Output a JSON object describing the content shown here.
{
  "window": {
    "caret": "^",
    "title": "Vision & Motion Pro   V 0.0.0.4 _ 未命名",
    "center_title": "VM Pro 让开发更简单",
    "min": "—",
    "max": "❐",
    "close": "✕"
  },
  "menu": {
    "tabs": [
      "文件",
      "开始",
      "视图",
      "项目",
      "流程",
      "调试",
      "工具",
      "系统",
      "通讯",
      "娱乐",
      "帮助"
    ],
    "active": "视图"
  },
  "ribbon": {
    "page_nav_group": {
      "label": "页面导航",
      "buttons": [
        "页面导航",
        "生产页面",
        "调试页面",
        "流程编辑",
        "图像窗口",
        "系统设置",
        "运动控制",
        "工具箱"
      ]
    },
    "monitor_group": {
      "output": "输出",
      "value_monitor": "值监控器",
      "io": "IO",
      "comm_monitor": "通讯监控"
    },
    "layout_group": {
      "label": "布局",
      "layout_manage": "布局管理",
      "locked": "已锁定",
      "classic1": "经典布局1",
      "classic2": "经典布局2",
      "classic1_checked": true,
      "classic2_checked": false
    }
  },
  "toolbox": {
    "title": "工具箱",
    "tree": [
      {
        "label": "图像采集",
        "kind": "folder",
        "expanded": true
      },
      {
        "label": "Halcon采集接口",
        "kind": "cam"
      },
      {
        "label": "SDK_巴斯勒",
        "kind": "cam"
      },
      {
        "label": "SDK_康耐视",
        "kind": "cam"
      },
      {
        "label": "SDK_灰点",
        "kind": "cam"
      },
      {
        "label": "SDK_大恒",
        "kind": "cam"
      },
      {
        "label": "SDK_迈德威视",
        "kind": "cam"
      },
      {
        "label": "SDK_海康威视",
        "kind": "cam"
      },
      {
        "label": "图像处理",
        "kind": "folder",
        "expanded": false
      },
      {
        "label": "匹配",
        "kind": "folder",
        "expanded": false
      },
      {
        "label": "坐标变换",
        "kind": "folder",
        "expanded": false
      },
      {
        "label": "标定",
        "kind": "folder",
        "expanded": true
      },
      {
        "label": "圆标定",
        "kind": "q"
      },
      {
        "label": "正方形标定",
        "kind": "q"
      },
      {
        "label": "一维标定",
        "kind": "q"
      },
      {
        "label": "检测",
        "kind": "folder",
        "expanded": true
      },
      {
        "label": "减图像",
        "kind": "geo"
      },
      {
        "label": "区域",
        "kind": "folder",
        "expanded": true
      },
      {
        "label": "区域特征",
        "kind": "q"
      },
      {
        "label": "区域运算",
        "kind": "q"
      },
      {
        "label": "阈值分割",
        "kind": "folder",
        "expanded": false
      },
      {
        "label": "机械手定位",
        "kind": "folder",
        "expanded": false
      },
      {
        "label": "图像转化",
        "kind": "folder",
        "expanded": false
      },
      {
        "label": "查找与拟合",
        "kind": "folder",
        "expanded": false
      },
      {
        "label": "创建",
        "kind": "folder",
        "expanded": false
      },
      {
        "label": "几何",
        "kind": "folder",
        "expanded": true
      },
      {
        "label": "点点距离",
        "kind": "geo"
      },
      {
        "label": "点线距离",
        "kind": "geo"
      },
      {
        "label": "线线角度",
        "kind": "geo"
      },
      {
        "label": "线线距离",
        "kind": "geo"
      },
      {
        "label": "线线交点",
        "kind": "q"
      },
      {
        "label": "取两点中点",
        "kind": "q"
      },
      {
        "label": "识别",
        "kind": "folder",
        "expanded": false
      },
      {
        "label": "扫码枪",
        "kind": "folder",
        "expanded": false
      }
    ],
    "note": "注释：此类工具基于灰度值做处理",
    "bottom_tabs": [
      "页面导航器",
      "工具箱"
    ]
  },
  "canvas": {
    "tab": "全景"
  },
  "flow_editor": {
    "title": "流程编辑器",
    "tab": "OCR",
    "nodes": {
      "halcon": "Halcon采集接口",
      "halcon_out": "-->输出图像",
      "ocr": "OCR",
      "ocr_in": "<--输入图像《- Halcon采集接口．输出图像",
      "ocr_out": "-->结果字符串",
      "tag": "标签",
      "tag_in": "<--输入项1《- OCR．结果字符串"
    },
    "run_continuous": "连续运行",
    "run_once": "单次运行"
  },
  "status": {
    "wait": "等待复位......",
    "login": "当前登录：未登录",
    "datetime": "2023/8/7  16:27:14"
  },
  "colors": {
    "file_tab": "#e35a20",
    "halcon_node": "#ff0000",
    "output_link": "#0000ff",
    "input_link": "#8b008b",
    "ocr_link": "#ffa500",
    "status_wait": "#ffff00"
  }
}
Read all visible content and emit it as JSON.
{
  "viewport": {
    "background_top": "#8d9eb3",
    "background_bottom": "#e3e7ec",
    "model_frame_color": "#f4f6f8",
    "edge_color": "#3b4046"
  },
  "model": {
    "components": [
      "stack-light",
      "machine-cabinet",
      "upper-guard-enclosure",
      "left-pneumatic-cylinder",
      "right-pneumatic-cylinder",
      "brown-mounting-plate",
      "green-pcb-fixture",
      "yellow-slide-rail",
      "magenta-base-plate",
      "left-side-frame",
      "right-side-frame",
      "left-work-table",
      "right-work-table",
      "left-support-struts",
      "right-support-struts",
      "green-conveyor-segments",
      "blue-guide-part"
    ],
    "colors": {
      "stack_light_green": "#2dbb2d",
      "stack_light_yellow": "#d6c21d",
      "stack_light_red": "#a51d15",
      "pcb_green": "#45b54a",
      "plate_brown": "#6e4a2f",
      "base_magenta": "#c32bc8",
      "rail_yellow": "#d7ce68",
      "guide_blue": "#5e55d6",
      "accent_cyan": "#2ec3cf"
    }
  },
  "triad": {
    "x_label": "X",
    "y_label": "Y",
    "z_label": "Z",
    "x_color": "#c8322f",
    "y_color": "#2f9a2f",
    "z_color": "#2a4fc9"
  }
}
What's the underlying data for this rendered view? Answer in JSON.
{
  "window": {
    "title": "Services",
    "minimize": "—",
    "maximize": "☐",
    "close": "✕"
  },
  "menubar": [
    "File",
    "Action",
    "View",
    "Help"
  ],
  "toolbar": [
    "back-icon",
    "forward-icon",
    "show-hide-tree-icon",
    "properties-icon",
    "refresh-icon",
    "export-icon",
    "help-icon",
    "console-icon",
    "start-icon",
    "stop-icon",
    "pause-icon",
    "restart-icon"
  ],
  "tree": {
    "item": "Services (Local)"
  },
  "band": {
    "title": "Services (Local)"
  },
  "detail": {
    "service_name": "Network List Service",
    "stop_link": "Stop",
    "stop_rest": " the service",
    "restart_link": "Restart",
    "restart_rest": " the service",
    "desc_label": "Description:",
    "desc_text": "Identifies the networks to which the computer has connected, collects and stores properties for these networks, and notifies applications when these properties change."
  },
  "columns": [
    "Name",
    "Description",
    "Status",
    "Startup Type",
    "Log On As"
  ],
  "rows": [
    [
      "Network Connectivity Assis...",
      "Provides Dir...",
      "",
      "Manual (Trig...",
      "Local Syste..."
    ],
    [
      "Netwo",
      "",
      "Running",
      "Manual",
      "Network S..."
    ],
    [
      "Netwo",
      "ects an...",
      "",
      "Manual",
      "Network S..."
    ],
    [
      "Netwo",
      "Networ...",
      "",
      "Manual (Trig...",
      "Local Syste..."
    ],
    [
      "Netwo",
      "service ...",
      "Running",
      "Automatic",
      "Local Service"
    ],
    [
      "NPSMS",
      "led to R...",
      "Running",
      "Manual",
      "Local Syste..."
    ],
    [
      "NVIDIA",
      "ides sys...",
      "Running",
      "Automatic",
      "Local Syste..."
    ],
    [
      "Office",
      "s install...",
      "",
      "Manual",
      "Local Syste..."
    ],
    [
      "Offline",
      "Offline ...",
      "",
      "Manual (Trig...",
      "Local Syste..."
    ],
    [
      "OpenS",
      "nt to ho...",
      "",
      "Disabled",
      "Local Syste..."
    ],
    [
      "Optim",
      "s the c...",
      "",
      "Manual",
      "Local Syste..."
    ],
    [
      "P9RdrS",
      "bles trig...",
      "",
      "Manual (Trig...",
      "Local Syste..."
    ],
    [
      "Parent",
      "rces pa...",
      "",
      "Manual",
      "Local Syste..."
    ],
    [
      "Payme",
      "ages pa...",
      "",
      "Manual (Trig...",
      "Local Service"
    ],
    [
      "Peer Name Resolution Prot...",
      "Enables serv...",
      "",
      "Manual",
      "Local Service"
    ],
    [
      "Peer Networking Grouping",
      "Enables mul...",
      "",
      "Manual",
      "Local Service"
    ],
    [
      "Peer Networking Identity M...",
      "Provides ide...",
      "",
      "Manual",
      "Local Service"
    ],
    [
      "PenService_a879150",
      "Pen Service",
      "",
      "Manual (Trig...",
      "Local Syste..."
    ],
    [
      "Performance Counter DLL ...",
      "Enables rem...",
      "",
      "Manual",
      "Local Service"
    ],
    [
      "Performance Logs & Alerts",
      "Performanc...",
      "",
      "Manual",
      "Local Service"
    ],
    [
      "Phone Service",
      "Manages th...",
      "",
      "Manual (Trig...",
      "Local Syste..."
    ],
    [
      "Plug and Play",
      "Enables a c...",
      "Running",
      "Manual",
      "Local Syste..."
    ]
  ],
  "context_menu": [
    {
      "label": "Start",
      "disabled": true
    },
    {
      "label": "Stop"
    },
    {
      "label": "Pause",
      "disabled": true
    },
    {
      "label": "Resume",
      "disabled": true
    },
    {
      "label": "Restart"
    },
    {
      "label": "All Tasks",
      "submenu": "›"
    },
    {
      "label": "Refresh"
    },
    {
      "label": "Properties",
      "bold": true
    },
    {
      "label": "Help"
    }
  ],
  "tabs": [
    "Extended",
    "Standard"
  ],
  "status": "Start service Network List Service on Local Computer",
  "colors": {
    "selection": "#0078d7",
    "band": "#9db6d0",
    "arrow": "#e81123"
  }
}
━━━━━━
» Goal: Copy every line in the entries above that has the string "输出图像" in it.

» The result:
      "halcon_out": "-->输出图像",
      "ocr_in": "<--输入图像《- Halcon采集接口．输出图像",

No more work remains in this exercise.